* _Task_:
Word for word, give the material below again, minus any images.

● ● ● ● ● ● ●

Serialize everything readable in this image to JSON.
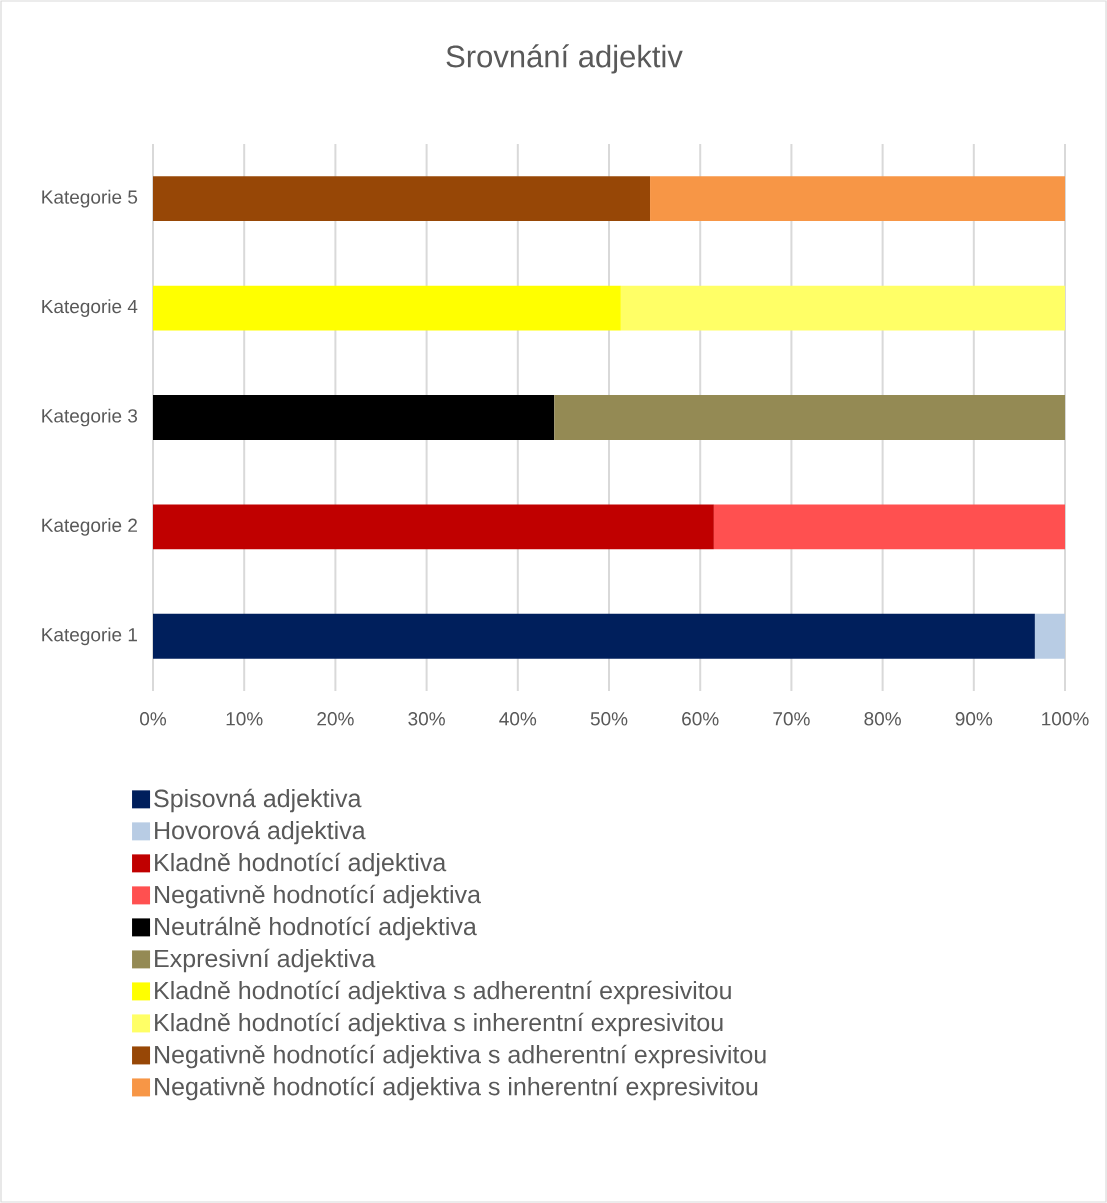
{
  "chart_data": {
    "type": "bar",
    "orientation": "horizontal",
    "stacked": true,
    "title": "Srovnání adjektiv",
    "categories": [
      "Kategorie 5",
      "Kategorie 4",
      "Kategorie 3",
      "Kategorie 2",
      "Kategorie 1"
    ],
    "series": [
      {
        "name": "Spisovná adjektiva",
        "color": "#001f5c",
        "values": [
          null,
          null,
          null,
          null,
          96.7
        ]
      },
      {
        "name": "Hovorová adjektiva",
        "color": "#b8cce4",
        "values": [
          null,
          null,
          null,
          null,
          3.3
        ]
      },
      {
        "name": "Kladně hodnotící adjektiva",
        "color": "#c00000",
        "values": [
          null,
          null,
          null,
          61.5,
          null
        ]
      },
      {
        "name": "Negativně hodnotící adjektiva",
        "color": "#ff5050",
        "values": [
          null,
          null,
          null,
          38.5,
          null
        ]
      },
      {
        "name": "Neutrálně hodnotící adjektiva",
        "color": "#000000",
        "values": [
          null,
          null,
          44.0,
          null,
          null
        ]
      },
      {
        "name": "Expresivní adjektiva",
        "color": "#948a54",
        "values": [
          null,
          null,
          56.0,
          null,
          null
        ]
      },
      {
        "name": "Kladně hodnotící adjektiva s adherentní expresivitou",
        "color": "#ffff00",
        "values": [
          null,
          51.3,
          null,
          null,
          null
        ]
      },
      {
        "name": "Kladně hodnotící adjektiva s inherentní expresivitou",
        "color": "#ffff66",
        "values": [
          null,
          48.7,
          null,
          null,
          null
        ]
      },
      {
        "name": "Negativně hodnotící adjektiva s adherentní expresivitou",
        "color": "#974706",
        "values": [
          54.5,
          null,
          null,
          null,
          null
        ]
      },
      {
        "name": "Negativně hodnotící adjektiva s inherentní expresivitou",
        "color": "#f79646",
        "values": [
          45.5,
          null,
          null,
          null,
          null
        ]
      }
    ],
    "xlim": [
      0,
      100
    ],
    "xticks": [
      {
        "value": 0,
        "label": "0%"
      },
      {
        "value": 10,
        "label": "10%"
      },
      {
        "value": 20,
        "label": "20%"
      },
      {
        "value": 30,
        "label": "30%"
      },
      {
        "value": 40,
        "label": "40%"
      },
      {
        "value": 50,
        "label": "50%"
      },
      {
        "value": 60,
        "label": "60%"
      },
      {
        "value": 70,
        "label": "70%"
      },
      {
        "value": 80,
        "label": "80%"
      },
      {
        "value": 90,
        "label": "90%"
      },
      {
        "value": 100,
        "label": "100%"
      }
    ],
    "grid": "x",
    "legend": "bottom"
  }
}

● ● ● ● ● ● ●

* _Result below_:
Serialize everything readable in this image to JSON.
{
  "chart_data": {
    "type": "bar",
    "orientation": "horizontal",
    "stacked": true,
    "title": "Srovnání adjektiv",
    "categories": [
      "Kategorie 5",
      "Kategorie 4",
      "Kategorie 3",
      "Kategorie 2",
      "Kategorie 1"
    ],
    "series": [
      {
        "name": "Spisovná adjektiva",
        "color": "#001f5c",
        "values": [
          null,
          null,
          null,
          null,
          96.7
        ]
      },
      {
        "name": "Hovorová adjektiva",
        "color": "#b8cce4",
        "values": [
          null,
          null,
          null,
          null,
          3.3
        ]
      },
      {
        "name": "Kladně hodnotící adjektiva",
        "color": "#c00000",
        "values": [
          null,
          null,
          null,
          61.5,
          null
        ]
      },
      {
        "name": "Negativně hodnotící adjektiva",
        "color": "#ff5050",
        "values": [
          null,
          null,
          null,
          38.5,
          null
        ]
      },
      {
        "name": "Neutrálně hodnotící adjektiva",
        "color": "#000000",
        "values": [
          null,
          null,
          44.0,
          null,
          null
        ]
      },
      {
        "name": "Expresivní adjektiva",
        "color": "#948a54",
        "values": [
          null,
          null,
          56.0,
          null,
          null
        ]
      },
      {
        "name": "Kladně hodnotící adjektiva s adherentní expresivitou",
        "color": "#ffff00",
        "values": [
          null,
          51.3,
          null,
          null,
          null
        ]
      },
      {
        "name": "Kladně hodnotící adjektiva s inherentní expresivitou",
        "color": "#ffff66",
        "values": [
          null,
          48.7,
          null,
          null,
          null
        ]
      },
      {
        "name": "Negativně hodnotící adjektiva s adherentní expresivitou",
        "color": "#974706",
        "values": [
          54.5,
          null,
          null,
          null,
          null
        ]
      },
      {
        "name": "Negativně hodnotící adjektiva s inherentní expresivitou",
        "color": "#f79646",
        "values": [
          45.5,
          null,
          null,
          null,
          null
        ]
      }
    ],
    "xlim": [
      0,
      100
    ],
    "xticks": [
      {
        "value": 0,
        "label": "0%"
      },
      {
        "value": 10,
        "label": "10%"
      },
      {
        "value": 20,
        "label": "20%"
      },
      {
        "value": 30,
        "label": "30%"
      },
      {
        "value": 40,
        "label": "40%"
      },
      {
        "value": 50,
        "label": "50%"
      },
      {
        "value": 60,
        "label": "60%"
      },
      {
        "value": 70,
        "label": "70%"
      },
      {
        "value": 80,
        "label": "80%"
      },
      {
        "value": 90,
        "label": "90%"
      },
      {
        "value": 100,
        "label": "100%"
      }
    ],
    "grid": "x",
    "legend": "bottom"
  }
}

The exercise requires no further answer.